> **Problem**
Each line of the material below should be reproduced exactly.

* Begin *

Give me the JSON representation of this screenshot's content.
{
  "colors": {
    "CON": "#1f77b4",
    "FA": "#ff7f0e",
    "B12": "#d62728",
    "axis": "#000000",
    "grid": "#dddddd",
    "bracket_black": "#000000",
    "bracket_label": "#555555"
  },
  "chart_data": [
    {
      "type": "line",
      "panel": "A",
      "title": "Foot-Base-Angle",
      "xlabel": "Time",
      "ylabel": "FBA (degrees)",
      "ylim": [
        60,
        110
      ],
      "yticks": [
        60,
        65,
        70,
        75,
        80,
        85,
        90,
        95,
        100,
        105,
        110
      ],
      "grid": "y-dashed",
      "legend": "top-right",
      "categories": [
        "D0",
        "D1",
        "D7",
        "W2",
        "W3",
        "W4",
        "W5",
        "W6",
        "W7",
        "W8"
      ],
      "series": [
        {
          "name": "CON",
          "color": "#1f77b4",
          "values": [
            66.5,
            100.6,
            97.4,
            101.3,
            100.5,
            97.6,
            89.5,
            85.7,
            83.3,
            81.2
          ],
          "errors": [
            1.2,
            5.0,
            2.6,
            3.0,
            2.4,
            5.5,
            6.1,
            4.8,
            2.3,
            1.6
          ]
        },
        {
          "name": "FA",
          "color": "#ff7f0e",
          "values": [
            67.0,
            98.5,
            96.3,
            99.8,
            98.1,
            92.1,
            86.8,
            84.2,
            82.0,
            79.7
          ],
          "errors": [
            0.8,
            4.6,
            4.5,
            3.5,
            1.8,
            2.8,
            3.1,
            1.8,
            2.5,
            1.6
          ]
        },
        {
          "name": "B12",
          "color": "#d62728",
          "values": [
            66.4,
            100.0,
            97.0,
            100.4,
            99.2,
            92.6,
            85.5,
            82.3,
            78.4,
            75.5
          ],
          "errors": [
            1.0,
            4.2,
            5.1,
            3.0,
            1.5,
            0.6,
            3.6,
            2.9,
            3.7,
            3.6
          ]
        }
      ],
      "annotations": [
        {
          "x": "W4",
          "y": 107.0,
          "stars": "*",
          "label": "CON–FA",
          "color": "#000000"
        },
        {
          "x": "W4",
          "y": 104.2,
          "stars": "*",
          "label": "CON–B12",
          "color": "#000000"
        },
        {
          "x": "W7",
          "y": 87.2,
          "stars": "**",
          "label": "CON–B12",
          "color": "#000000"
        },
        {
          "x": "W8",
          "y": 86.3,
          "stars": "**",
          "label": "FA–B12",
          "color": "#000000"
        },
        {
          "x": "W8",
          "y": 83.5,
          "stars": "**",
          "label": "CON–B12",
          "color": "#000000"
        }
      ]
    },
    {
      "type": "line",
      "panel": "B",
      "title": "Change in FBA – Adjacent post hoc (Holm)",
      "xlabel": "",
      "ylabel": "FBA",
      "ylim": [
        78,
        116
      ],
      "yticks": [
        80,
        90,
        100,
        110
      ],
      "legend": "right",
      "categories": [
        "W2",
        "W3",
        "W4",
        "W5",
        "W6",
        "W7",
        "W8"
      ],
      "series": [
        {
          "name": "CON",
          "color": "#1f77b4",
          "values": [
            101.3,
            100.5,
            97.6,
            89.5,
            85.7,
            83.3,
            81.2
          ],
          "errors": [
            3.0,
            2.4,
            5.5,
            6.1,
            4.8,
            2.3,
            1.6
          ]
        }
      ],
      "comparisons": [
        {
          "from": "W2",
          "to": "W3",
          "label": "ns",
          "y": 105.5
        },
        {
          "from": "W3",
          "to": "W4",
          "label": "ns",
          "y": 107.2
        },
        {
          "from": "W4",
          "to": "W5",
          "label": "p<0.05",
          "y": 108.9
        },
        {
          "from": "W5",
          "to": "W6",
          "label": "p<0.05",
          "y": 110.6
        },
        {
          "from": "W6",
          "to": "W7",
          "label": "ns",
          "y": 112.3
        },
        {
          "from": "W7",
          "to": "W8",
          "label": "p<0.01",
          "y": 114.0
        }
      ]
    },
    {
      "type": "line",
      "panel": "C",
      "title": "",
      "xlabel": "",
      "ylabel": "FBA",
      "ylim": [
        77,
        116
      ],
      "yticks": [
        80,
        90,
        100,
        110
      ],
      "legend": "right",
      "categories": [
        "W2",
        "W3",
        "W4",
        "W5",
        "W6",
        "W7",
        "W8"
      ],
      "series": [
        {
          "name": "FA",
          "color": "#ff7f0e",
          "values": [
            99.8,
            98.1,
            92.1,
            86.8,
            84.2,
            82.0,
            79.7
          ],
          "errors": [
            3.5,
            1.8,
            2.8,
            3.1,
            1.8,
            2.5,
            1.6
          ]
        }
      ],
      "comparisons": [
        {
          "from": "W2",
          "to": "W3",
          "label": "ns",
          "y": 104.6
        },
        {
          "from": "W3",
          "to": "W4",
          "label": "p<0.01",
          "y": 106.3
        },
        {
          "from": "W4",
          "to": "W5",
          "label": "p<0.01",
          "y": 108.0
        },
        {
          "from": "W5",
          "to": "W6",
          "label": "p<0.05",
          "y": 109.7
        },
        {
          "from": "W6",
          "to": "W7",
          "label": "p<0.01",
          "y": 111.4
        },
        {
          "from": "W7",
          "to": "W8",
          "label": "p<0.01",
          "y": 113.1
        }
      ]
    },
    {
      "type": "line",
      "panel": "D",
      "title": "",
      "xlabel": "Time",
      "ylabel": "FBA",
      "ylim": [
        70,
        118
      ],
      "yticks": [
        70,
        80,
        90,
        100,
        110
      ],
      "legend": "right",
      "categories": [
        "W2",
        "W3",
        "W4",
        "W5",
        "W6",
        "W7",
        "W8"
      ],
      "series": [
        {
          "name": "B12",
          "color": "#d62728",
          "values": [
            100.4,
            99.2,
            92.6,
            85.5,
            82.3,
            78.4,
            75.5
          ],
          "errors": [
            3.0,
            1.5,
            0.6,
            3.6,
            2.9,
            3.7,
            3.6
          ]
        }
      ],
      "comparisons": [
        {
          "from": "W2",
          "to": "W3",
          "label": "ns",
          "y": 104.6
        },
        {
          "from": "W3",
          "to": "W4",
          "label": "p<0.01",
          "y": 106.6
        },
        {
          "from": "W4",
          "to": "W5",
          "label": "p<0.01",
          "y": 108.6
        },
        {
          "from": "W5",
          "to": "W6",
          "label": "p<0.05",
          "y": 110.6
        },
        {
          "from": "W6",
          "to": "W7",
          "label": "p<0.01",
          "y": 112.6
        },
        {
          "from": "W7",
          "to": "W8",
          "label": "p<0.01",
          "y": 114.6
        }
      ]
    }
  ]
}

* End *

> **Answer to this task**
Give me the JSON representation of this screenshot's content.
{
  "colors": {
    "CON": "#1f77b4",
    "FA": "#ff7f0e",
    "B12": "#d62728",
    "axis": "#000000",
    "grid": "#dddddd",
    "bracket_black": "#000000",
    "bracket_label": "#555555"
  },
  "chart_data": [
    {
      "type": "line",
      "panel": "A",
      "title": "Foot-Base-Angle",
      "xlabel": "Time",
      "ylabel": "FBA (degrees)",
      "ylim": [
        60,
        110
      ],
      "yticks": [
        60,
        65,
        70,
        75,
        80,
        85,
        90,
        95,
        100,
        105,
        110
      ],
      "grid": "y-dashed",
      "legend": "top-right",
      "categories": [
        "D0",
        "D1",
        "D7",
        "W2",
        "W3",
        "W4",
        "W5",
        "W6",
        "W7",
        "W8"
      ],
      "series": [
        {
          "name": "CON",
          "color": "#1f77b4",
          "values": [
            66.5,
            100.6,
            97.4,
            101.3,
            100.5,
            97.6,
            89.5,
            85.7,
            83.3,
            81.2
          ],
          "errors": [
            1.2,
            5.0,
            2.6,
            3.0,
            2.4,
            5.5,
            6.1,
            4.8,
            2.3,
            1.6
          ]
        },
        {
          "name": "FA",
          "color": "#ff7f0e",
          "values": [
            67.0,
            98.5,
            96.3,
            99.8,
            98.1,
            92.1,
            86.8,
            84.2,
            82.0,
            79.7
          ],
          "errors": [
            0.8,
            4.6,
            4.5,
            3.5,
            1.8,
            2.8,
            3.1,
            1.8,
            2.5,
            1.6
          ]
        },
        {
          "name": "B12",
          "color": "#d62728",
          "values": [
            66.4,
            100.0,
            97.0,
            100.4,
            99.2,
            92.6,
            85.5,
            82.3,
            78.4,
            75.5
          ],
          "errors": [
            1.0,
            4.2,
            5.1,
            3.0,
            1.5,
            0.6,
            3.6,
            2.9,
            3.7,
            3.6
          ]
        }
      ],
      "annotations": [
        {
          "x": "W4",
          "y": 107.0,
          "stars": "*",
          "label": "CON–FA",
          "color": "#000000"
        },
        {
          "x": "W4",
          "y": 104.2,
          "stars": "*",
          "label": "CON–B12",
          "color": "#000000"
        },
        {
          "x": "W7",
          "y": 87.2,
          "stars": "**",
          "label": "CON–B12",
          "color": "#000000"
        },
        {
          "x": "W8",
          "y": 86.3,
          "stars": "**",
          "label": "FA–B12",
          "color": "#000000"
        },
        {
          "x": "W8",
          "y": 83.5,
          "stars": "**",
          "label": "CON–B12",
          "color": "#000000"
        }
      ]
    },
    {
      "type": "line",
      "panel": "B",
      "title": "Change in FBA – Adjacent post hoc (Holm)",
      "xlabel": "",
      "ylabel": "FBA",
      "ylim": [
        78,
        116
      ],
      "yticks": [
        80,
        90,
        100,
        110
      ],
      "legend": "right",
      "categories": [
        "W2",
        "W3",
        "W4",
        "W5",
        "W6",
        "W7",
        "W8"
      ],
      "series": [
        {
          "name": "CON",
          "color": "#1f77b4",
          "values": [
            101.3,
            100.5,
            97.6,
            89.5,
            85.7,
            83.3,
            81.2
          ],
          "errors": [
            3.0,
            2.4,
            5.5,
            6.1,
            4.8,
            2.3,
            1.6
          ]
        }
      ],
      "comparisons": [
        {
          "from": "W2",
          "to": "W3",
          "label": "ns",
          "y": 105.5
        },
        {
          "from": "W3",
          "to": "W4",
          "label": "ns",
          "y": 107.2
        },
        {
          "from": "W4",
          "to": "W5",
          "label": "p<0.05",
          "y": 108.9
        },
        {
          "from": "W5",
          "to": "W6",
          "label": "p<0.05",
          "y": 110.6
        },
        {
          "from": "W6",
          "to": "W7",
          "label": "ns",
          "y": 112.3
        },
        {
          "from": "W7",
          "to": "W8",
          "label": "p<0.01",
          "y": 114.0
        }
      ]
    },
    {
      "type": "line",
      "panel": "C",
      "title": "",
      "xlabel": "",
      "ylabel": "FBA",
      "ylim": [
        77,
        116
      ],
      "yticks": [
        80,
        90,
        100,
        110
      ],
      "legend": "right",
      "categories": [
        "W2",
        "W3",
        "W4",
        "W5",
        "W6",
        "W7",
        "W8"
      ],
      "series": [
        {
          "name": "FA",
          "color": "#ff7f0e",
          "values": [
            99.8,
            98.1,
            92.1,
            86.8,
            84.2,
            82.0,
            79.7
          ],
          "errors": [
            3.5,
            1.8,
            2.8,
            3.1,
            1.8,
            2.5,
            1.6
          ]
        }
      ],
      "comparisons": [
        {
          "from": "W2",
          "to": "W3",
          "label": "ns",
          "y": 104.6
        },
        {
          "from": "W3",
          "to": "W4",
          "label": "p<0.01",
          "y": 106.3
        },
        {
          "from": "W4",
          "to": "W5",
          "label": "p<0.01",
          "y": 108.0
        },
        {
          "from": "W5",
          "to": "W6",
          "label": "p<0.05",
          "y": 109.7
        },
        {
          "from": "W6",
          "to": "W7",
          "label": "p<0.01",
          "y": 111.4
        },
        {
          "from": "W7",
          "to": "W8",
          "label": "p<0.01",
          "y": 113.1
        }
      ]
    },
    {
      "type": "line",
      "panel": "D",
      "title": "",
      "xlabel": "Time",
      "ylabel": "FBA",
      "ylim": [
        70,
        118
      ],
      "yticks": [
        70,
        80,
        90,
        100,
        110
      ],
      "legend": "right",
      "categories": [
        "W2",
        "W3",
        "W4",
        "W5",
        "W6",
        "W7",
        "W8"
      ],
      "series": [
        {
          "name": "B12",
          "color": "#d62728",
          "values": [
            100.4,
            99.2,
            92.6,
            85.5,
            82.3,
            78.4,
            75.5
          ],
          "errors": [
            3.0,
            1.5,
            0.6,
            3.6,
            2.9,
            3.7,
            3.6
          ]
        }
      ],
      "comparisons": [
        {
          "from": "W2",
          "to": "W3",
          "label": "ns",
          "y": 104.6
        },
        {
          "from": "W3",
          "to": "W4",
          "label": "p<0.01",
          "y": 106.6
        },
        {
          "from": "W4",
          "to": "W5",
          "label": "p<0.01",
          "y": 108.6
        },
        {
          "from": "W5",
          "to": "W6",
          "label": "p<0.05",
          "y": 110.6
        },
        {
          "from": "W6",
          "to": "W7",
          "label": "p<0.01",
          "y": 112.6
        },
        {
          "from": "W7",
          "to": "W8",
          "label": "p<0.01",
          "y": 114.6
        }
      ]
    }
  ]
}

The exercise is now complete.